THE PROBLEM :: Your task is to print every entry below exactly as given.

SOURCE DATA ::
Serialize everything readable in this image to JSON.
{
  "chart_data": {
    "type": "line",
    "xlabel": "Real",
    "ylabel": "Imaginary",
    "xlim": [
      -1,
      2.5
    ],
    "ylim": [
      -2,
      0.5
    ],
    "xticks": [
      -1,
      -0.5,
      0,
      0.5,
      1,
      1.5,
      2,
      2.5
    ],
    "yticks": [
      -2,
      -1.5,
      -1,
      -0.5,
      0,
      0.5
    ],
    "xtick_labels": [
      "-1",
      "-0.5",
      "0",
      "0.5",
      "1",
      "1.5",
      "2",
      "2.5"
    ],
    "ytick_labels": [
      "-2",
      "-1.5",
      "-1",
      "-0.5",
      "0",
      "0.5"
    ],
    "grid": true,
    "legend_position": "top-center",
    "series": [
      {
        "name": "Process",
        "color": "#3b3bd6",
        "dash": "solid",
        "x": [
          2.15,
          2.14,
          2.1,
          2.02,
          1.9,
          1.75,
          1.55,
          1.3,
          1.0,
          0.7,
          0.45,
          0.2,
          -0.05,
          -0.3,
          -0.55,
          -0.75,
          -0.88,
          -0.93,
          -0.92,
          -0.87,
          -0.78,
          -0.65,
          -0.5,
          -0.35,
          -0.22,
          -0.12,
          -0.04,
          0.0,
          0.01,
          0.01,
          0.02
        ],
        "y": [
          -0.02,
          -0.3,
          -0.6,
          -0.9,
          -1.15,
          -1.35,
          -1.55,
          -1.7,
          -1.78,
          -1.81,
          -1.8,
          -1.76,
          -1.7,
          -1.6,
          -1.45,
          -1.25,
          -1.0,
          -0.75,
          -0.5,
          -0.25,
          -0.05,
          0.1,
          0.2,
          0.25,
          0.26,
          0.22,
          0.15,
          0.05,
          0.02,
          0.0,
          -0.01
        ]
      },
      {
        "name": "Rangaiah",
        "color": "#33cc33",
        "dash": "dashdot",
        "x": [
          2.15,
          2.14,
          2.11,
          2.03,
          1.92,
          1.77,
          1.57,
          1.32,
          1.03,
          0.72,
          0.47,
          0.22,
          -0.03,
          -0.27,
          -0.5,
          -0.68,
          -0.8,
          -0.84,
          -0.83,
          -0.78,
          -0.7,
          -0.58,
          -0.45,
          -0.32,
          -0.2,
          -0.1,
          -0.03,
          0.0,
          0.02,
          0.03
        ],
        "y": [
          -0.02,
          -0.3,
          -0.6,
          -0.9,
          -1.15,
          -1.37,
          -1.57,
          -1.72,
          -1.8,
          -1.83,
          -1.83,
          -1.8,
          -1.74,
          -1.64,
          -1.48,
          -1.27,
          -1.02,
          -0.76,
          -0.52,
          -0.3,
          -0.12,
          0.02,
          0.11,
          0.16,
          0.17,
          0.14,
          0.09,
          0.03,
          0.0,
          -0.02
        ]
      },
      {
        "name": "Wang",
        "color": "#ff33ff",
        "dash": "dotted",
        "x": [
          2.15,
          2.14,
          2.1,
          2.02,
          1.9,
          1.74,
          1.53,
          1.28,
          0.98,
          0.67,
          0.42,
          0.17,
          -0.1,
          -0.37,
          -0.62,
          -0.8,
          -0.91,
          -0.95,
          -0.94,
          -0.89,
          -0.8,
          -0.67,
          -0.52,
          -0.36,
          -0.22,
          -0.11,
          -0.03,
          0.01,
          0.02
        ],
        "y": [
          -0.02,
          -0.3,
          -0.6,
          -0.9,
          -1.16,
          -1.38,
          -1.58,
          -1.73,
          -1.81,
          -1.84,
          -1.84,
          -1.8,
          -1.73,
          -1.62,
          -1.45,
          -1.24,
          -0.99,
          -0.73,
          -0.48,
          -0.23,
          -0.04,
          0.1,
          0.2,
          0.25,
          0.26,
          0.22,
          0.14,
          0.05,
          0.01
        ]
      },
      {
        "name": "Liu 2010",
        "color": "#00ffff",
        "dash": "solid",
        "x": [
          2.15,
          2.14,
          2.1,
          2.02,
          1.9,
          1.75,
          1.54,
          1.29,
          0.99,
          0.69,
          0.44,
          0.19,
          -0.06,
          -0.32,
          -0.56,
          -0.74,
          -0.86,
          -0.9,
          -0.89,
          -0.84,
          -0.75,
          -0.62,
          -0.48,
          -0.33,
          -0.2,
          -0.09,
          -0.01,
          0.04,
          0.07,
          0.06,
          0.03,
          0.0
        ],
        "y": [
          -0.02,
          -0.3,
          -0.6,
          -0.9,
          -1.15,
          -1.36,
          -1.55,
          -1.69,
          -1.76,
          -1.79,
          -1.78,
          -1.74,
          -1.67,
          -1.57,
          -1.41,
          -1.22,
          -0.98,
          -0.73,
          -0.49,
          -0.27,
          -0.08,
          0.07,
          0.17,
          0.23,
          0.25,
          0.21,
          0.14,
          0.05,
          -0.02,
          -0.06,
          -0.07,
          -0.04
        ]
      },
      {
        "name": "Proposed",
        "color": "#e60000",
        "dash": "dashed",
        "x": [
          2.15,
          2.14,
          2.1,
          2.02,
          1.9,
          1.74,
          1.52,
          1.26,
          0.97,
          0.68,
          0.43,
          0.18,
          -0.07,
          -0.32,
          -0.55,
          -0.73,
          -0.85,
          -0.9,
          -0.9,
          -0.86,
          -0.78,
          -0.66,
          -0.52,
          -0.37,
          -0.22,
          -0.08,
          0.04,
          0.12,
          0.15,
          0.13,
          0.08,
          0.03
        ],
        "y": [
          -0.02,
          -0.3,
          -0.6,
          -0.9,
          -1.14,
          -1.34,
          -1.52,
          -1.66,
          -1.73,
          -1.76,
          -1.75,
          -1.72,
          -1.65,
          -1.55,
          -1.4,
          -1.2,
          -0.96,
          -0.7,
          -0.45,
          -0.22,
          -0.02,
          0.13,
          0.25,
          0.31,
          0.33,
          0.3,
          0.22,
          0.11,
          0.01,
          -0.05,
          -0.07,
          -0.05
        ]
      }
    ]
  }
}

SOLUTION TO THIS EXERCISE ::
Serialize everything readable in this image to JSON.
{
  "chart_data": {
    "type": "line",
    "xlabel": "Real",
    "ylabel": "Imaginary",
    "xlim": [
      -1,
      2.5
    ],
    "ylim": [
      -2,
      0.5
    ],
    "xticks": [
      -1,
      -0.5,
      0,
      0.5,
      1,
      1.5,
      2,
      2.5
    ],
    "yticks": [
      -2,
      -1.5,
      -1,
      -0.5,
      0,
      0.5
    ],
    "xtick_labels": [
      "-1",
      "-0.5",
      "0",
      "0.5",
      "1",
      "1.5",
      "2",
      "2.5"
    ],
    "ytick_labels": [
      "-2",
      "-1.5",
      "-1",
      "-0.5",
      "0",
      "0.5"
    ],
    "grid": true,
    "legend_position": "top-center",
    "series": [
      {
        "name": "Process",
        "color": "#3b3bd6",
        "dash": "solid",
        "x": [
          2.15,
          2.14,
          2.1,
          2.02,
          1.9,
          1.75,
          1.55,
          1.3,
          1.0,
          0.7,
          0.45,
          0.2,
          -0.05,
          -0.3,
          -0.55,
          -0.75,
          -0.88,
          -0.93,
          -0.92,
          -0.87,
          -0.78,
          -0.65,
          -0.5,
          -0.35,
          -0.22,
          -0.12,
          -0.04,
          0.0,
          0.01,
          0.01,
          0.02
        ],
        "y": [
          -0.02,
          -0.3,
          -0.6,
          -0.9,
          -1.15,
          -1.35,
          -1.55,
          -1.7,
          -1.78,
          -1.81,
          -1.8,
          -1.76,
          -1.7,
          -1.6,
          -1.45,
          -1.25,
          -1.0,
          -0.75,
          -0.5,
          -0.25,
          -0.05,
          0.1,
          0.2,
          0.25,
          0.26,
          0.22,
          0.15,
          0.05,
          0.02,
          0.0,
          -0.01
        ]
      },
      {
        "name": "Rangaiah",
        "color": "#33cc33",
        "dash": "dashdot",
        "x": [
          2.15,
          2.14,
          2.11,
          2.03,
          1.92,
          1.77,
          1.57,
          1.32,
          1.03,
          0.72,
          0.47,
          0.22,
          -0.03,
          -0.27,
          -0.5,
          -0.68,
          -0.8,
          -0.84,
          -0.83,
          -0.78,
          -0.7,
          -0.58,
          -0.45,
          -0.32,
          -0.2,
          -0.1,
          -0.03,
          0.0,
          0.02,
          0.03
        ],
        "y": [
          -0.02,
          -0.3,
          -0.6,
          -0.9,
          -1.15,
          -1.37,
          -1.57,
          -1.72,
          -1.8,
          -1.83,
          -1.83,
          -1.8,
          -1.74,
          -1.64,
          -1.48,
          -1.27,
          -1.02,
          -0.76,
          -0.52,
          -0.3,
          -0.12,
          0.02,
          0.11,
          0.16,
          0.17,
          0.14,
          0.09,
          0.03,
          0.0,
          -0.02
        ]
      },
      {
        "name": "Wang",
        "color": "#ff33ff",
        "dash": "dotted",
        "x": [
          2.15,
          2.14,
          2.1,
          2.02,
          1.9,
          1.74,
          1.53,
          1.28,
          0.98,
          0.67,
          0.42,
          0.17,
          -0.1,
          -0.37,
          -0.62,
          -0.8,
          -0.91,
          -0.95,
          -0.94,
          -0.89,
          -0.8,
          -0.67,
          -0.52,
          -0.36,
          -0.22,
          -0.11,
          -0.03,
          0.01,
          0.02
        ],
        "y": [
          -0.02,
          -0.3,
          -0.6,
          -0.9,
          -1.16,
          -1.38,
          -1.58,
          -1.73,
          -1.81,
          -1.84,
          -1.84,
          -1.8,
          -1.73,
          -1.62,
          -1.45,
          -1.24,
          -0.99,
          -0.73,
          -0.48,
          -0.23,
          -0.04,
          0.1,
          0.2,
          0.25,
          0.26,
          0.22,
          0.14,
          0.05,
          0.01
        ]
      },
      {
        "name": "Liu 2010",
        "color": "#00ffff",
        "dash": "solid",
        "x": [
          2.15,
          2.14,
          2.1,
          2.02,
          1.9,
          1.75,
          1.54,
          1.29,
          0.99,
          0.69,
          0.44,
          0.19,
          -0.06,
          -0.32,
          -0.56,
          -0.74,
          -0.86,
          -0.9,
          -0.89,
          -0.84,
          -0.75,
          -0.62,
          -0.48,
          -0.33,
          -0.2,
          -0.09,
          -0.01,
          0.04,
          0.07,
          0.06,
          0.03,
          0.0
        ],
        "y": [
          -0.02,
          -0.3,
          -0.6,
          -0.9,
          -1.15,
          -1.36,
          -1.55,
          -1.69,
          -1.76,
          -1.79,
          -1.78,
          -1.74,
          -1.67,
          -1.57,
          -1.41,
          -1.22,
          -0.98,
          -0.73,
          -0.49,
          -0.27,
          -0.08,
          0.07,
          0.17,
          0.23,
          0.25,
          0.21,
          0.14,
          0.05,
          -0.02,
          -0.06,
          -0.07,
          -0.04
        ]
      },
      {
        "name": "Proposed",
        "color": "#e60000",
        "dash": "dashed",
        "x": [
          2.15,
          2.14,
          2.1,
          2.02,
          1.9,
          1.74,
          1.52,
          1.26,
          0.97,
          0.68,
          0.43,
          0.18,
          -0.07,
          -0.32,
          -0.55,
          -0.73,
          -0.85,
          -0.9,
          -0.9,
          -0.86,
          -0.78,
          -0.66,
          -0.52,
          -0.37,
          -0.22,
          -0.08,
          0.04,
          0.12,
          0.15,
          0.13,
          0.08,
          0.03
        ],
        "y": [
          -0.02,
          -0.3,
          -0.6,
          -0.9,
          -1.14,
          -1.34,
          -1.52,
          -1.66,
          -1.73,
          -1.76,
          -1.75,
          -1.72,
          -1.65,
          -1.55,
          -1.4,
          -1.2,
          -0.96,
          -0.7,
          -0.45,
          -0.22,
          -0.02,
          0.13,
          0.25,
          0.31,
          0.33,
          0.3,
          0.22,
          0.11,
          0.01,
          -0.05,
          -0.07,
          -0.05
        ]
      }
    ]
  }
}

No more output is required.